Using the seminar announcement below, list each weather condition it gives for Alpine in late July.

**TEXT PASSAGE**
────────────────────

July 22-27 I’ll teach a seminar at Sul Ross University in Alpine in Far West Texas “Writing With A Sense of Place.” The seminar, part of the summer writing retreat sponsored by the Writers League of Texas, will cover basics of writing with the emphasis on place, including field trips, talks with locals, and writing drills.

The weather in Alpine in late July is about as good as it gets in Texas this time of year – warm days with highs in the upper 80s to low 90s, nights cool enough to sleep with the windows open, and afternoon rainstorm – this is the peak of the “monsoon” season in Far West Texas.
512-499-8914
wlt@writersleague.org
For more info, contact Jennifer Ziegler at the Writers League

Click here for details

Students will take advantage of the unique landscape of Far West Texas and its distinctive people to provide context to their writing. Field research and independent investigation will be part of the course assignment, along with more traditional classroom instruction, discussion, writing drills, and exchange of ideas.

No matter what you write or how well or why you do it, this class aims to improve your existing skills and broaden your writing scope.

────────────────────

**DATASET CONTENT**
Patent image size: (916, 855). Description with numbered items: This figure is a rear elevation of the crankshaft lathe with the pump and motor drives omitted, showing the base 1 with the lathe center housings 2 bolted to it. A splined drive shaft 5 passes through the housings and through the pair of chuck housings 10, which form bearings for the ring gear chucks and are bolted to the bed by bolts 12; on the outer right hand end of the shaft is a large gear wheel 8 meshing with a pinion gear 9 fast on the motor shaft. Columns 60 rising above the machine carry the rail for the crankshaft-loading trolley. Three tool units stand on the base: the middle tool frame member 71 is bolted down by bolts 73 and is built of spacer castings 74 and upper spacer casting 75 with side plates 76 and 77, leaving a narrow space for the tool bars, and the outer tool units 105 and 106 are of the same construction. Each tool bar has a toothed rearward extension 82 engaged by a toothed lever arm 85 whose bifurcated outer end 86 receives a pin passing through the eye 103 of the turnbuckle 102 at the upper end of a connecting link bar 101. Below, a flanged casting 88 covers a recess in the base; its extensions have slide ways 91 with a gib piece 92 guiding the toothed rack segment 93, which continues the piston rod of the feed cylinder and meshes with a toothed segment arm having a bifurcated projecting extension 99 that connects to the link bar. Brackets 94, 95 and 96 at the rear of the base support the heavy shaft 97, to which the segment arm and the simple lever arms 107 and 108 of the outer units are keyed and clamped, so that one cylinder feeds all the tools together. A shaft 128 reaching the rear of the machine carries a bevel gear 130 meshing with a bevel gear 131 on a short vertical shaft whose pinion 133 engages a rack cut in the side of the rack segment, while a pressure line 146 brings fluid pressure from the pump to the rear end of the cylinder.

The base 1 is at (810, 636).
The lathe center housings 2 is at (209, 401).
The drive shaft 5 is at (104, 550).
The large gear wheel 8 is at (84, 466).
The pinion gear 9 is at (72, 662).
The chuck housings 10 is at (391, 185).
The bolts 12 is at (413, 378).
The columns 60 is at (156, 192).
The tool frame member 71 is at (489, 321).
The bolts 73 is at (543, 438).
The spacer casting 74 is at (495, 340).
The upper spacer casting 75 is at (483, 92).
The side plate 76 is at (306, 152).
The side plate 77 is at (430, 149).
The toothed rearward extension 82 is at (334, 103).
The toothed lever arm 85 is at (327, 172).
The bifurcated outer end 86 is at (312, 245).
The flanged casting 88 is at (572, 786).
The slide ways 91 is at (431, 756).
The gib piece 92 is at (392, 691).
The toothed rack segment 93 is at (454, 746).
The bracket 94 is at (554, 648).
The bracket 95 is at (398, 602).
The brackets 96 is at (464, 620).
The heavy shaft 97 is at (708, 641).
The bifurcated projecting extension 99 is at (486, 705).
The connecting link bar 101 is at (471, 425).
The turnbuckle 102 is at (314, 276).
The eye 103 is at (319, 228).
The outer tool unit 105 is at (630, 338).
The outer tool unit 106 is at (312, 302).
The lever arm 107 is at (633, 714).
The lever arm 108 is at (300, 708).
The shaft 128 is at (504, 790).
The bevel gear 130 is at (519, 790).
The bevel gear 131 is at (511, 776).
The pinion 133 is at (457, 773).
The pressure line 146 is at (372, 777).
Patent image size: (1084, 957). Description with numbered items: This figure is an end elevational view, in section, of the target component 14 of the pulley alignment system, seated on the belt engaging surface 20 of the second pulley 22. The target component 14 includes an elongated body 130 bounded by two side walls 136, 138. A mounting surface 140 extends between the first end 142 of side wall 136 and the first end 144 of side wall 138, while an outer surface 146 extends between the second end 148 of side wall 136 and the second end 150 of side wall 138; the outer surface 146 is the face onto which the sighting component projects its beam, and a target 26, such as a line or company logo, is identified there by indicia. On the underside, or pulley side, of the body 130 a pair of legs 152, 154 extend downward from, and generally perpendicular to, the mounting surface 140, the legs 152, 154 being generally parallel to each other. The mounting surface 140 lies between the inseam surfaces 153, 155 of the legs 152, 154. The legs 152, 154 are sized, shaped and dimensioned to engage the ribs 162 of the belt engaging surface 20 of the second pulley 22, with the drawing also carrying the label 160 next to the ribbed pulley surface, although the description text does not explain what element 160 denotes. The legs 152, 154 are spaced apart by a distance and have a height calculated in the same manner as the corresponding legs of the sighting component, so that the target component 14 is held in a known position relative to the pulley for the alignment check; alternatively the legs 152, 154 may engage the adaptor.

────────────────────

**WORKED SOLUTION**
- Warm days with highs in the upper 80s to low 90s
- Nights cool enough to sleep with the windows open
- Afternoon rainstorm